## Written request
Leave out the pictures and repeat every record exactly.

## Source material
------------------------------------------------
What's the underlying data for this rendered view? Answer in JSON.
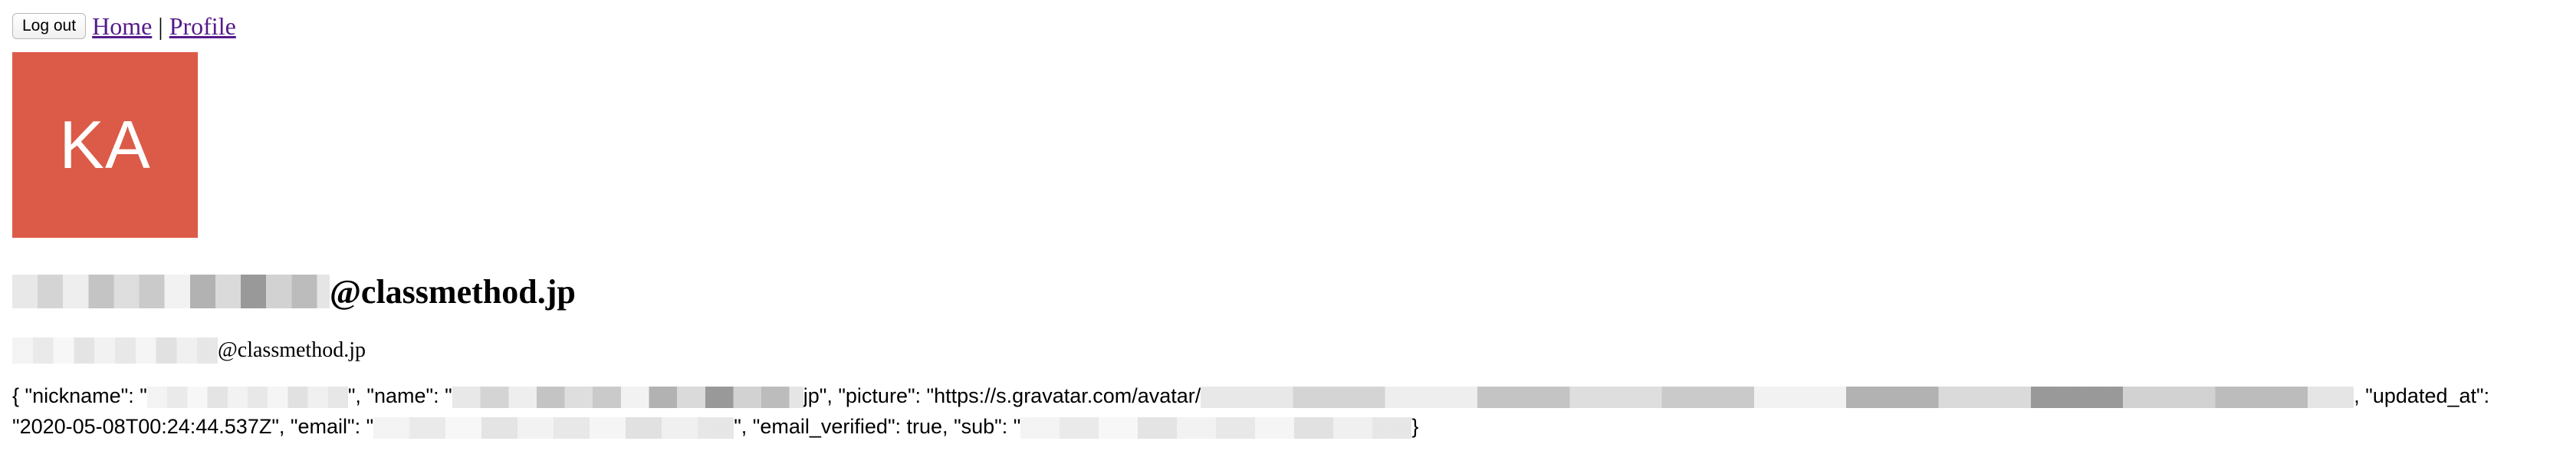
{
  "nav": {
    "logout_label": "Log out",
    "home_label": "Home",
    "separator": "|",
    "profile_label": "Profile"
  },
  "avatar": {
    "initials": "KA",
    "color": "#db5b48"
  },
  "profile": {
    "name_suffix": "@classmethod.jp",
    "email_suffix": "@classmethod.jp"
  },
  "json_dump": {
    "part1": "{ \"nickname\": \"",
    "part2": "\", \"name\": \"",
    "part3": "jp\", \"picture\": \"https://s.gravatar.com/avatar/",
    "part4": ", \"updated_at\":",
    "part5": "\"2020-05-08T00:24:44.537Z\", \"email\": \"",
    "part6": "\", \"email_verified\": true, \"sub\": \"",
    "part7": "}"
  }
}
------------------------------------------------
## Answer to this exercise
What's the underlying data for this rendered view? Answer in JSON.
{
  "nav": {
    "logout_label": "Log out",
    "home_label": "Home",
    "separator": "|",
    "profile_label": "Profile"
  },
  "avatar": {
    "initials": "KA",
    "color": "#db5b48"
  },
  "profile": {
    "name_suffix": "@classmethod.jp",
    "email_suffix": "@classmethod.jp"
  },
  "json_dump": {
    "part1": "{ \"nickname\": \"",
    "part2": "\", \"name\": \"",
    "part3": "jp\", \"picture\": \"https://s.gravatar.com/avatar/",
    "part4": ", \"updated_at\":",
    "part5": "\"2020-05-08T00:24:44.537Z\", \"email\": \"",
    "part6": "\", \"email_verified\": true, \"sub\": \"",
    "part7": "}"
  }
}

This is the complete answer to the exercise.